* Do this *
Repeat the material verbatim. Images are excluded from the copy.

[Stored data]
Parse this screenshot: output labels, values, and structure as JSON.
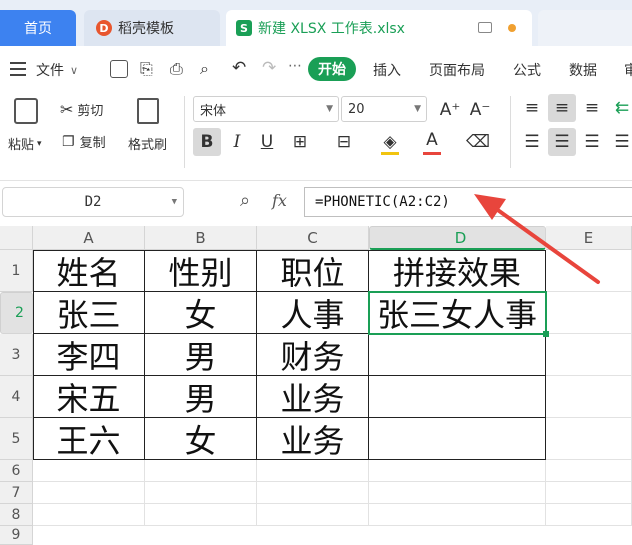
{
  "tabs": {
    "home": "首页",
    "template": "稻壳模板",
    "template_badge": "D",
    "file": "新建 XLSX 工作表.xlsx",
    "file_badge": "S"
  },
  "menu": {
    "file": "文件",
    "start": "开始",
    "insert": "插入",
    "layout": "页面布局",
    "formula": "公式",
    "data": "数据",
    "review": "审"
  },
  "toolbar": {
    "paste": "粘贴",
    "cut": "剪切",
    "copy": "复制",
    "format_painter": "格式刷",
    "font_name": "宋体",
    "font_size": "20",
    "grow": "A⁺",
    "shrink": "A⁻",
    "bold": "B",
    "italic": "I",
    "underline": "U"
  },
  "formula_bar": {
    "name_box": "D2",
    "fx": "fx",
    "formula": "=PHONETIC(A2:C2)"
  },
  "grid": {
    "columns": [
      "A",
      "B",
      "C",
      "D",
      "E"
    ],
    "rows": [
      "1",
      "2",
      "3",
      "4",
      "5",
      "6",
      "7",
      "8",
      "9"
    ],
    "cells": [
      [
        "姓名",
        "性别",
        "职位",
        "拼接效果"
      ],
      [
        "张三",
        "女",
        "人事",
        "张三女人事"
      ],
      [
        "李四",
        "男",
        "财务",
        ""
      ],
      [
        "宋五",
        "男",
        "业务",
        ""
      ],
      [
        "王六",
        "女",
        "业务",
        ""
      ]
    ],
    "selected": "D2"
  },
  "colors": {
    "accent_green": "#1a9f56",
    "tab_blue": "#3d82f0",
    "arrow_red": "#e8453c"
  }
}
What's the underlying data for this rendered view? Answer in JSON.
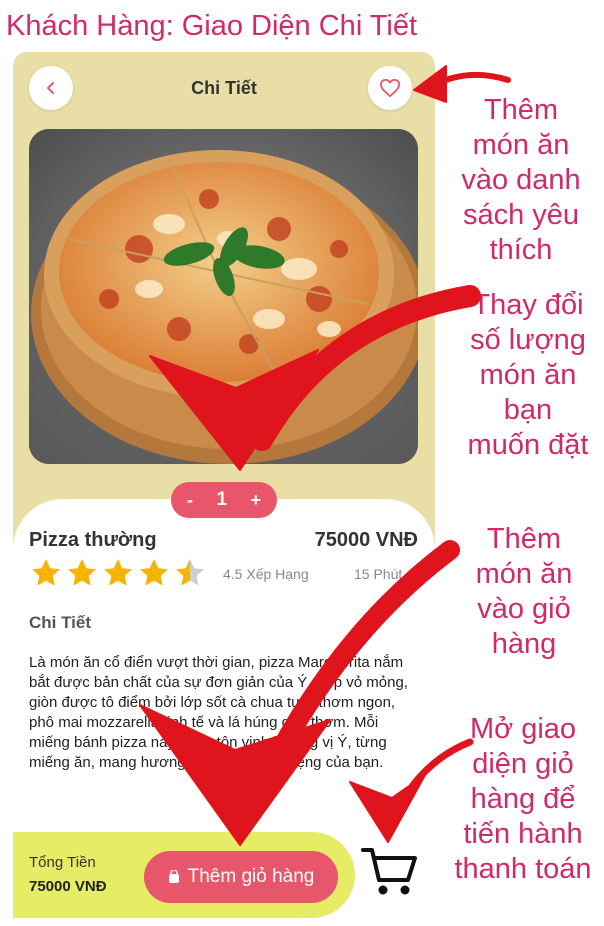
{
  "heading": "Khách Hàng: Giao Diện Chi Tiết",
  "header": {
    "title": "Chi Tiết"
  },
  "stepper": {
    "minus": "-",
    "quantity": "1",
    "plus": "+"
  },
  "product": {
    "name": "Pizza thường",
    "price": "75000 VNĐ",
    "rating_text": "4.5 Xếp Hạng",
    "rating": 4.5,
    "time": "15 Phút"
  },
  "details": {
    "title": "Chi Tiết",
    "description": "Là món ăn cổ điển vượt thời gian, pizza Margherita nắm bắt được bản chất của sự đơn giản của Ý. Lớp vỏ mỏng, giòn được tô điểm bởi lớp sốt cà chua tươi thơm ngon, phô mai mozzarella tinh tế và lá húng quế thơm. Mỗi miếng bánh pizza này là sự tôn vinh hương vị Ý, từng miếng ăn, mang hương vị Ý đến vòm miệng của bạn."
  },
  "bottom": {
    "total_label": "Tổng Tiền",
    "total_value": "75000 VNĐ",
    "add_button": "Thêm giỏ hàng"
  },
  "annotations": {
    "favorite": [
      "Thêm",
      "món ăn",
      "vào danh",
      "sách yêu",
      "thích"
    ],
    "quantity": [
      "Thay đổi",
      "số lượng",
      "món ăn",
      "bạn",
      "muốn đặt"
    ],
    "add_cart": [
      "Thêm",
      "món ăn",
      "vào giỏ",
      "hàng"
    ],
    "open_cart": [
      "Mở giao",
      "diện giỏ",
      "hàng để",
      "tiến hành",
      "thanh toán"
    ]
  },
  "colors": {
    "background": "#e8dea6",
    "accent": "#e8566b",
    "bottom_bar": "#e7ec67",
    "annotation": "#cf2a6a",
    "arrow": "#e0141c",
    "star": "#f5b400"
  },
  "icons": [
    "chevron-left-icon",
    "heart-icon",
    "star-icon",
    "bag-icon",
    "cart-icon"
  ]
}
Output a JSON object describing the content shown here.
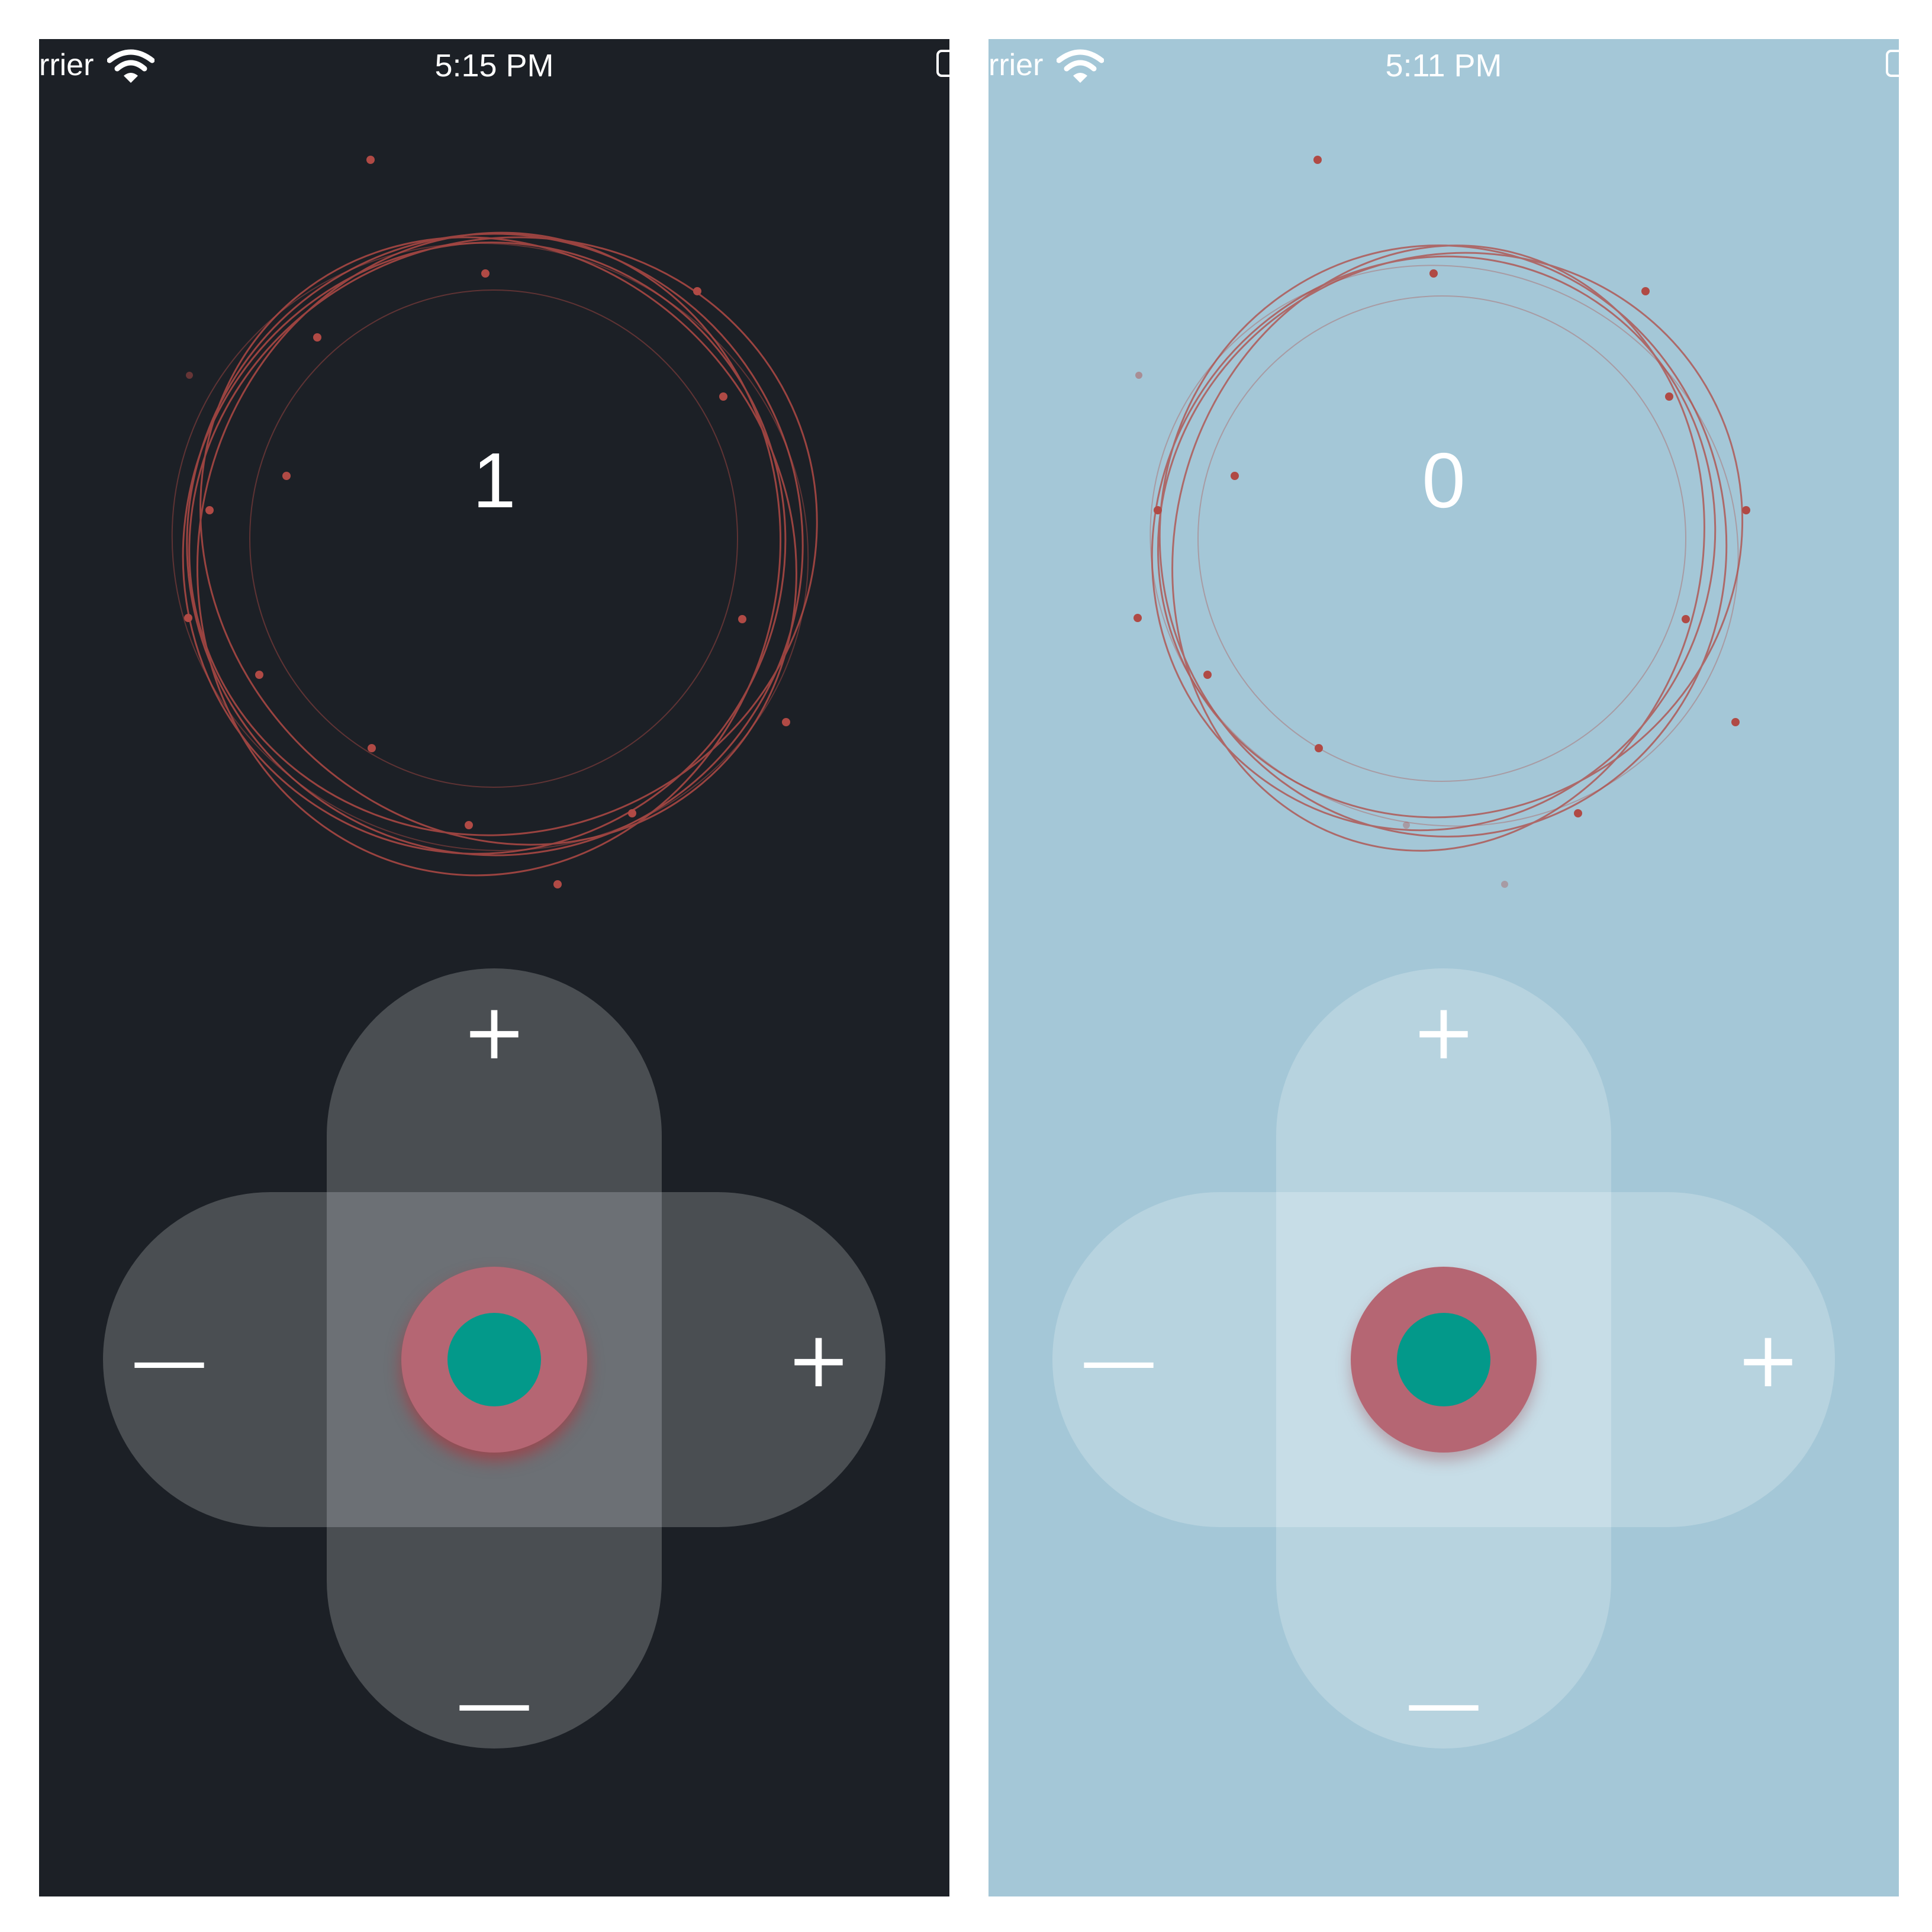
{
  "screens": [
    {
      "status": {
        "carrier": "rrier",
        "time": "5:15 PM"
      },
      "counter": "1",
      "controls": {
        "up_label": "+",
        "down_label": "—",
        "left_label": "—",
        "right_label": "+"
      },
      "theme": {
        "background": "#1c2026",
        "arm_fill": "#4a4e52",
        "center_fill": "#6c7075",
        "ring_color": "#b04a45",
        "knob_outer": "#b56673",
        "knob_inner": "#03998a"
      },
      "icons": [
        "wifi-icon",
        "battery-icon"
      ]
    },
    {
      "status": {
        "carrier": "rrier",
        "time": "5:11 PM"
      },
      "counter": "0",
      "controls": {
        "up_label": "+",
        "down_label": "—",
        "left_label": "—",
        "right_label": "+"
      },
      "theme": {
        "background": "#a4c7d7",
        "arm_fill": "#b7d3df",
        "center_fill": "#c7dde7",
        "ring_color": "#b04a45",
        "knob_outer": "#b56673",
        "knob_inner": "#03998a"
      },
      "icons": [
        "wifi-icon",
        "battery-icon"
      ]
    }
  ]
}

* Solution below *
Parse this screenshot: output labels, values, and structure as JSON.
{
  "tabs": {
    "home": "首页",
    "template": "稻壳模板",
    "template_badge": "D",
    "file": "新建 XLSX 工作表.xlsx",
    "file_badge": "S"
  },
  "menu": {
    "file": "文件",
    "start": "开始",
    "insert": "插入",
    "layout": "页面布局",
    "formula": "公式",
    "data": "数据",
    "review": "审"
  },
  "toolbar": {
    "paste": "粘贴",
    "cut": "剪切",
    "copy": "复制",
    "format_painter": "格式刷",
    "font_name": "宋体",
    "font_size": "20",
    "grow": "A⁺",
    "shrink": "A⁻",
    "bold": "B",
    "italic": "I",
    "underline": "U"
  },
  "formula_bar": {
    "name_box": "D2",
    "fx": "fx",
    "formula": "=PHONETIC(A2:C2)"
  },
  "grid": {
    "columns": [
      "A",
      "B",
      "C",
      "D",
      "E"
    ],
    "rows": [
      "1",
      "2",
      "3",
      "4",
      "5",
      "6",
      "7",
      "8",
      "9"
    ],
    "cells": [
      [
        "姓名",
        "性别",
        "职位",
        "拼接效果"
      ],
      [
        "张三",
        "女",
        "人事",
        "张三女人事"
      ],
      [
        "李四",
        "男",
        "财务",
        ""
      ],
      [
        "宋五",
        "男",
        "业务",
        ""
      ],
      [
        "王六",
        "女",
        "业务",
        ""
      ]
    ],
    "selected": "D2"
  },
  "colors": {
    "accent_green": "#1a9f56",
    "tab_blue": "#3d82f0",
    "arrow_red": "#e8453c"
  }
}
What's the underlying data for this rendered view? Answer in JSON.
{
  "heading": "Khách Hàng: Giao Diện Chi Tiết",
  "header": {
    "title": "Chi Tiết"
  },
  "stepper": {
    "minus": "-",
    "quantity": "1",
    "plus": "+"
  },
  "product": {
    "name": "Pizza thường",
    "price": "75000 VNĐ",
    "rating_text": "4.5 Xếp Hạng",
    "rating": 4.5,
    "time": "15 Phút"
  },
  "details": {
    "title": "Chi Tiết",
    "description": "Là món ăn cổ điển vượt thời gian, pizza Margherita nắm bắt được bản chất của sự đơn giản của Ý. Lớp vỏ mỏng, giòn được tô điểm bởi lớp sốt cà chua tươi thơm ngon, phô mai mozzarella tinh tế và lá húng quế thơm. Mỗi miếng bánh pizza này là sự tôn vinh hương vị Ý, từng miếng ăn, mang hương vị Ý đến vòm miệng của bạn."
  },
  "bottom": {
    "total_label": "Tổng Tiền",
    "total_value": "75000 VNĐ",
    "add_button": "Thêm giỏ hàng"
  },
  "annotations": {
    "favorite": [
      "Thêm",
      "món ăn",
      "vào danh",
      "sách yêu",
      "thích"
    ],
    "quantity": [
      "Thay đổi",
      "số lượng",
      "món ăn",
      "bạn",
      "muốn đặt"
    ],
    "add_cart": [
      "Thêm",
      "món ăn",
      "vào giỏ",
      "hàng"
    ],
    "open_cart": [
      "Mở giao",
      "diện giỏ",
      "hàng để",
      "tiến hành",
      "thanh toán"
    ]
  },
  "colors": {
    "background": "#e8dea6",
    "accent": "#e8566b",
    "bottom_bar": "#e7ec67",
    "annotation": "#cf2a6a",
    "arrow": "#e0141c",
    "star": "#f5b400"
  },
  "icons": [
    "chevron-left-icon",
    "heart-icon",
    "star-icon",
    "bag-icon",
    "cart-icon"
  ]
}
Output a JSON object describing the content shown here.
{
  "screens": [
    {
      "status": {
        "carrier": "rrier",
        "time": "5:15 PM"
      },
      "counter": "1",
      "controls": {
        "up_label": "+",
        "down_label": "—",
        "left_label": "—",
        "right_label": "+"
      },
      "theme": {
        "background": "#1c2026",
        "arm_fill": "#4a4e52",
        "center_fill": "#6c7075",
        "ring_color": "#b04a45",
        "knob_outer": "#b56673",
        "knob_inner": "#03998a"
      },
      "icons": [
        "wifi-icon",
        "battery-icon"
      ]
    },
    {
      "status": {
        "carrier": "rrier",
        "time": "5:11 PM"
      },
      "counter": "0",
      "controls": {
        "up_label": "+",
        "down_label": "—",
        "left_label": "—",
        "right_label": "+"
      },
      "theme": {
        "background": "#a4c7d7",
        "arm_fill": "#b7d3df",
        "center_fill": "#c7dde7",
        "ring_color": "#b04a45",
        "knob_outer": "#b56673",
        "knob_inner": "#03998a"
      },
      "icons": [
        "wifi-icon",
        "battery-icon"
      ]
    }
  ]
}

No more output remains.